╭──

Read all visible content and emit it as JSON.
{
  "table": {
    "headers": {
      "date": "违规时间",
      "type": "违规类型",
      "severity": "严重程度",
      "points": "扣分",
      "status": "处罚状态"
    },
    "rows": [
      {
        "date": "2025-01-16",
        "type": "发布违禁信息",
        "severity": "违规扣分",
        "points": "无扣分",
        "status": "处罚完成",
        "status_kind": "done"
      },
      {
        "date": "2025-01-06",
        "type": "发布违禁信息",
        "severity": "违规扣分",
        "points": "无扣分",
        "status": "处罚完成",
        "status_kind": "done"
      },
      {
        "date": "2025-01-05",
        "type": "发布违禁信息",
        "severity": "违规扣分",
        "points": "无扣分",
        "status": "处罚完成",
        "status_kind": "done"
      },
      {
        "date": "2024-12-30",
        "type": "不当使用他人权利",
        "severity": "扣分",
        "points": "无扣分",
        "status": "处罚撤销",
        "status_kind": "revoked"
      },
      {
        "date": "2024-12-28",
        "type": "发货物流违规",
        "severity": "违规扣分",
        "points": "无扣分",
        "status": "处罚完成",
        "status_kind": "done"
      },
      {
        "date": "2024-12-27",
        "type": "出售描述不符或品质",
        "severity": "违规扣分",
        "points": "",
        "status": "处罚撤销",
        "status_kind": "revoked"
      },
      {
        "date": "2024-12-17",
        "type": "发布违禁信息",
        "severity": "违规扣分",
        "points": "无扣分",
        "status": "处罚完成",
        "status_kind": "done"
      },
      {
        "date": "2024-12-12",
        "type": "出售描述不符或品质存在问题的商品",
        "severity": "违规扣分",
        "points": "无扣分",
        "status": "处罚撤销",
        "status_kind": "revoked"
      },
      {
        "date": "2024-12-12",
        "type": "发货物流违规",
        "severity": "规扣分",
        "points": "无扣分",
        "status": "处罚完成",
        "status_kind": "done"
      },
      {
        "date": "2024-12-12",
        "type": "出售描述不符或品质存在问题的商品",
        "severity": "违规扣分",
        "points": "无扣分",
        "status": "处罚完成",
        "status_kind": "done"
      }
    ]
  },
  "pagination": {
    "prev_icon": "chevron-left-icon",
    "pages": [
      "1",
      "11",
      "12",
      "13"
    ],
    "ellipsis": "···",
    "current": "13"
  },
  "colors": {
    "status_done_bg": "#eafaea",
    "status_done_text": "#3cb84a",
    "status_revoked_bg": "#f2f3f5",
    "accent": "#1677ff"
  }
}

╰──

• _BRIEF_:
Your task is to give the records above again, exactly.

• _OUTPUT FOR THIS EXERCISE_:
Read all visible content and emit it as JSON.
{
  "table": {
    "headers": {
      "date": "违规时间",
      "type": "违规类型",
      "severity": "严重程度",
      "points": "扣分",
      "status": "处罚状态"
    },
    "rows": [
      {
        "date": "2025-01-16",
        "type": "发布违禁信息",
        "severity": "违规扣分",
        "points": "无扣分",
        "status": "处罚完成",
        "status_kind": "done"
      },
      {
        "date": "2025-01-06",
        "type": "发布违禁信息",
        "severity": "违规扣分",
        "points": "无扣分",
        "status": "处罚完成",
        "status_kind": "done"
      },
      {
        "date": "2025-01-05",
        "type": "发布违禁信息",
        "severity": "违规扣分",
        "points": "无扣分",
        "status": "处罚完成",
        "status_kind": "done"
      },
      {
        "date": "2024-12-30",
        "type": "不当使用他人权利",
        "severity": "扣分",
        "points": "无扣分",
        "status": "处罚撤销",
        "status_kind": "revoked"
      },
      {
        "date": "2024-12-28",
        "type": "发货物流违规",
        "severity": "违规扣分",
        "points": "无扣分",
        "status": "处罚完成",
        "status_kind": "done"
      },
      {
        "date": "2024-12-27",
        "type": "出售描述不符或品质",
        "severity": "违规扣分",
        "points": "",
        "status": "处罚撤销",
        "status_kind": "revoked"
      },
      {
        "date": "2024-12-17",
        "type": "发布违禁信息",
        "severity": "违规扣分",
        "points": "无扣分",
        "status": "处罚完成",
        "status_kind": "done"
      },
      {
        "date": "2024-12-12",
        "type": "出售描述不符或品质存在问题的商品",
        "severity": "违规扣分",
        "points": "无扣分",
        "status": "处罚撤销",
        "status_kind": "revoked"
      },
      {
        "date": "2024-12-12",
        "type": "发货物流违规",
        "severity": "规扣分",
        "points": "无扣分",
        "status": "处罚完成",
        "status_kind": "done"
      },
      {
        "date": "2024-12-12",
        "type": "出售描述不符或品质存在问题的商品",
        "severity": "违规扣分",
        "points": "无扣分",
        "status": "处罚完成",
        "status_kind": "done"
      }
    ]
  },
  "pagination": {
    "prev_icon": "chevron-left-icon",
    "pages": [
      "1",
      "11",
      "12",
      "13"
    ],
    "ellipsis": "···",
    "current": "13"
  },
  "colors": {
    "status_done_bg": "#eafaea",
    "status_done_text": "#3cb84a",
    "status_revoked_bg": "#f2f3f5",
    "accent": "#1677ff"
  }
}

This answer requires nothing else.